> Description of the task:
Reproduce each line from the records that holds "April".

> Data lines:
# # #

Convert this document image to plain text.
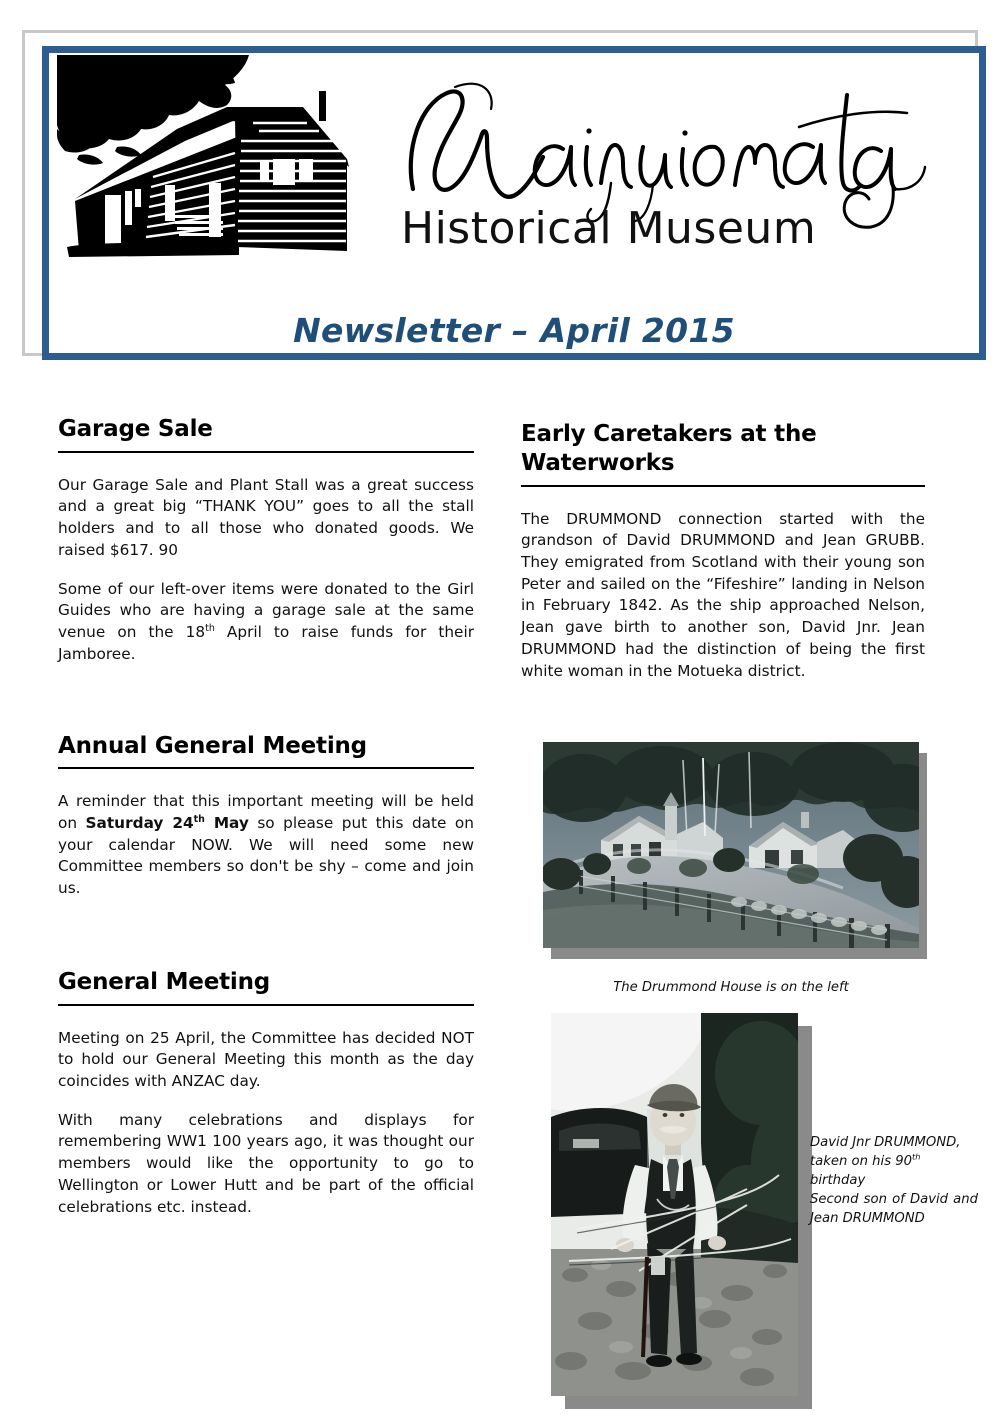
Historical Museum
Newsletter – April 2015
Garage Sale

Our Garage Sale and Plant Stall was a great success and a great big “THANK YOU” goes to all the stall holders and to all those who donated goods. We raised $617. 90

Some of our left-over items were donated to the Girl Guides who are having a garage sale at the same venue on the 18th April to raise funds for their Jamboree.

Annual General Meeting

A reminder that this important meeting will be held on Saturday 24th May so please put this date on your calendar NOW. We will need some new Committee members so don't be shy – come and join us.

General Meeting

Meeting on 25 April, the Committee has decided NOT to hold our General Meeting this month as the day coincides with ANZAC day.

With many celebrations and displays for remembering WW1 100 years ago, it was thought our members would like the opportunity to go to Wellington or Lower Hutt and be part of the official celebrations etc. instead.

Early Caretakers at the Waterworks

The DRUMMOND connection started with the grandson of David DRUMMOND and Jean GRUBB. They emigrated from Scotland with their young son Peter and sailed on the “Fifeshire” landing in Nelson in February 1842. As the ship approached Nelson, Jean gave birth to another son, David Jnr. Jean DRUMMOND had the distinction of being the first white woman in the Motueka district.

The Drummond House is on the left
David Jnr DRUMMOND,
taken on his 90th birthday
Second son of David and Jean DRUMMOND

# # #

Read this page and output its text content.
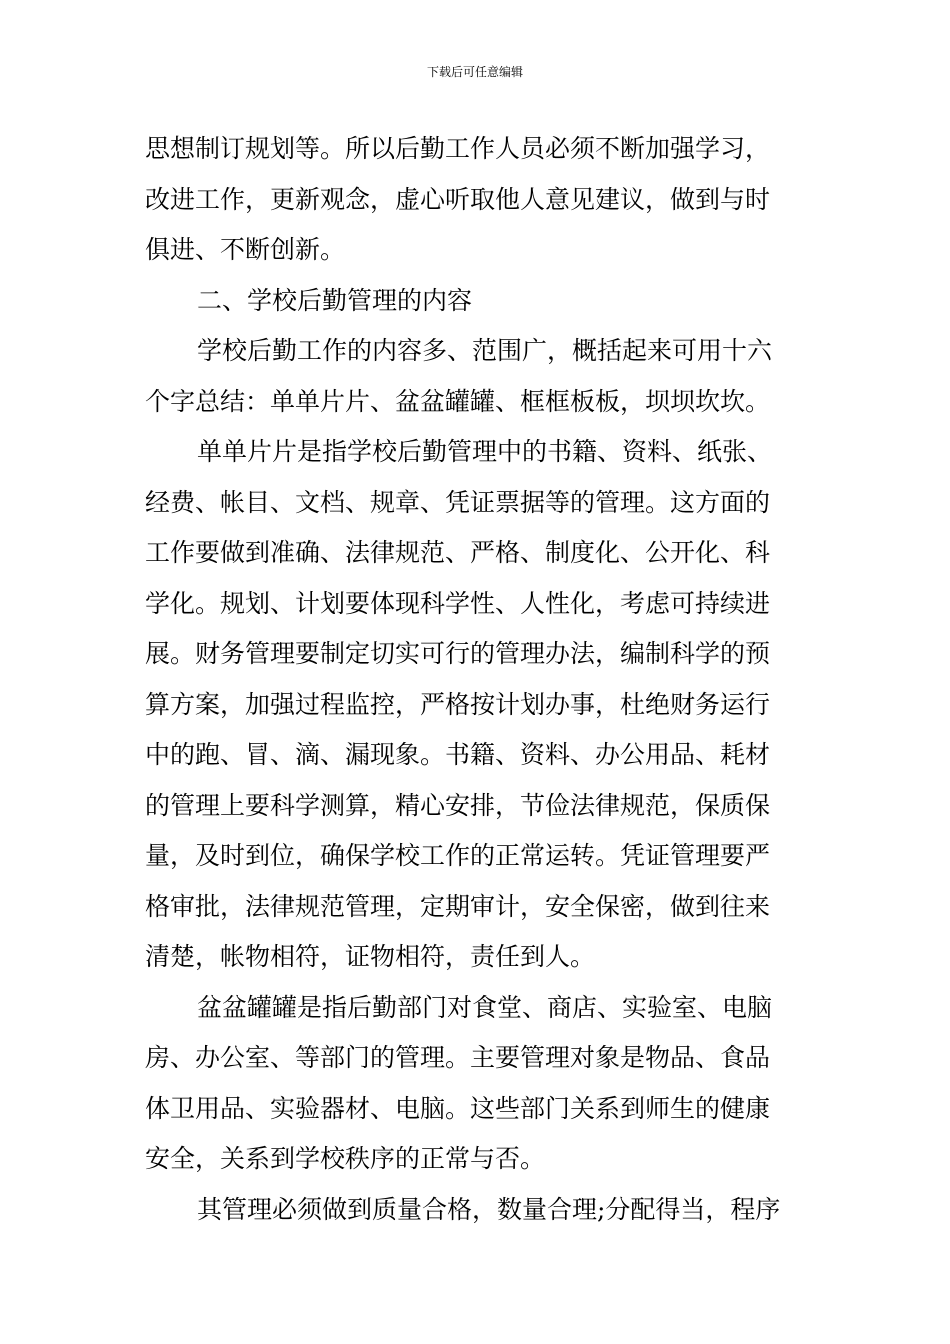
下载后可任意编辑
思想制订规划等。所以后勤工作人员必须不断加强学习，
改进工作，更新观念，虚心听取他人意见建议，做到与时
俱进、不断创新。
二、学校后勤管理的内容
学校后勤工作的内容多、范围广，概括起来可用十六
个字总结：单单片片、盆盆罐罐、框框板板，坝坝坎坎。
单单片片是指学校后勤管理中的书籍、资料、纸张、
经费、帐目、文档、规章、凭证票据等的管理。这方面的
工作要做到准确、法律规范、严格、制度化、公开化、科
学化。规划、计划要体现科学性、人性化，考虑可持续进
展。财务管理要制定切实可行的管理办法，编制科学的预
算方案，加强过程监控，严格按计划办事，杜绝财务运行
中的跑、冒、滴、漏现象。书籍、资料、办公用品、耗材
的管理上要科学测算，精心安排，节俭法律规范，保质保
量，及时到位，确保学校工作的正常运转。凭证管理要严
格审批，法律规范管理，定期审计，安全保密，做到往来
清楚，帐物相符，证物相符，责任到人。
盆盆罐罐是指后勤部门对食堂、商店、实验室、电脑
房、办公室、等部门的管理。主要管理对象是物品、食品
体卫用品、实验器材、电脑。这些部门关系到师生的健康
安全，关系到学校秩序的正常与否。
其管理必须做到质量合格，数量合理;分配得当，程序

# # #

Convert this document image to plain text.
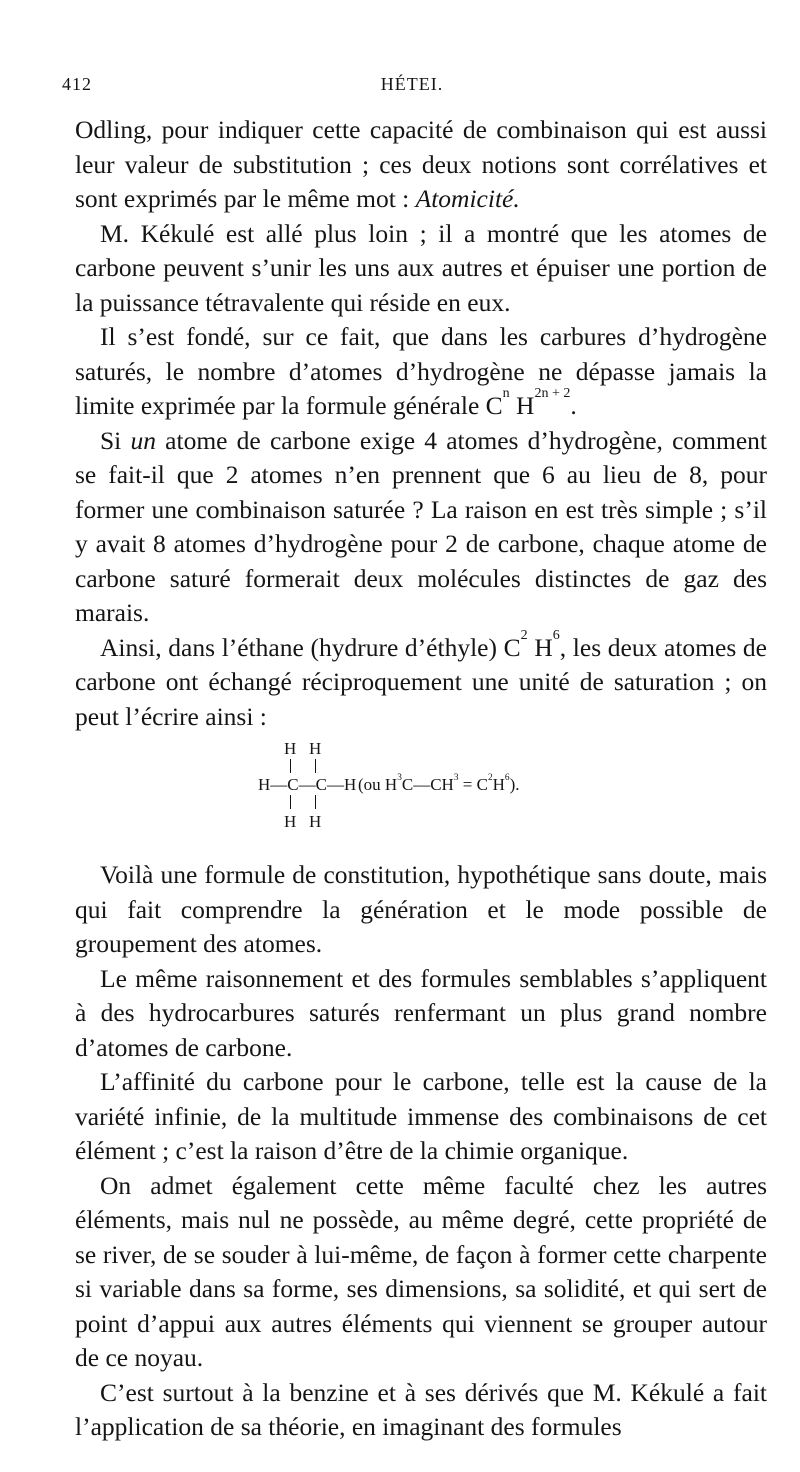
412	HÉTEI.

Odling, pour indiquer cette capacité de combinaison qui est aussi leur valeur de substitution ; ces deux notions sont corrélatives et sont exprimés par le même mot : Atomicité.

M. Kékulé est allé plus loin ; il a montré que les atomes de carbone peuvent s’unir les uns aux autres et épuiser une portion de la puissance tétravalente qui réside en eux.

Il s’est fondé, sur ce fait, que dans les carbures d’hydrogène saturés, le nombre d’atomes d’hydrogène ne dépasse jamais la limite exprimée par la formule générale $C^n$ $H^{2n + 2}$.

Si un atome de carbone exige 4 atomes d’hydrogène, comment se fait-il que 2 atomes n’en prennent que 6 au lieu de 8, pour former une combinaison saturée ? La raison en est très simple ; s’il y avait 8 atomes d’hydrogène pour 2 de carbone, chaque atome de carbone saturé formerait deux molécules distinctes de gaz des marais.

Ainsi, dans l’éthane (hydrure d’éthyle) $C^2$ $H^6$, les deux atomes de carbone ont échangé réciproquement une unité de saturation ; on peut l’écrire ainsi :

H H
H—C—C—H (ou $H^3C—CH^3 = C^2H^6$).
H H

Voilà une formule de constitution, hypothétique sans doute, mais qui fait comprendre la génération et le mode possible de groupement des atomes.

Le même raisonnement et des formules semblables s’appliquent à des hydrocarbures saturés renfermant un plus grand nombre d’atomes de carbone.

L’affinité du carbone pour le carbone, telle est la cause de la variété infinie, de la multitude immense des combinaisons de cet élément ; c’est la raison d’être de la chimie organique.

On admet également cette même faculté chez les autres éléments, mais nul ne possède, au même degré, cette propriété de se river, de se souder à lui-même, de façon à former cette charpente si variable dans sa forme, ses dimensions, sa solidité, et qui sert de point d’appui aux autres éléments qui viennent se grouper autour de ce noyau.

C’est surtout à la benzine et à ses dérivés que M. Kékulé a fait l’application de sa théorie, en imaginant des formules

# # #

> Solution to this task:
Newsletter – April 2015
Some of our left-over items were donated to the Girl Guides who are having a garage sale at the same venue on the 18th April to raise funds for their Jamboree.
Meeting on 25 April, the Committee has decided NOT to hold our General Meeting this month as the day coincides with ANZAC day.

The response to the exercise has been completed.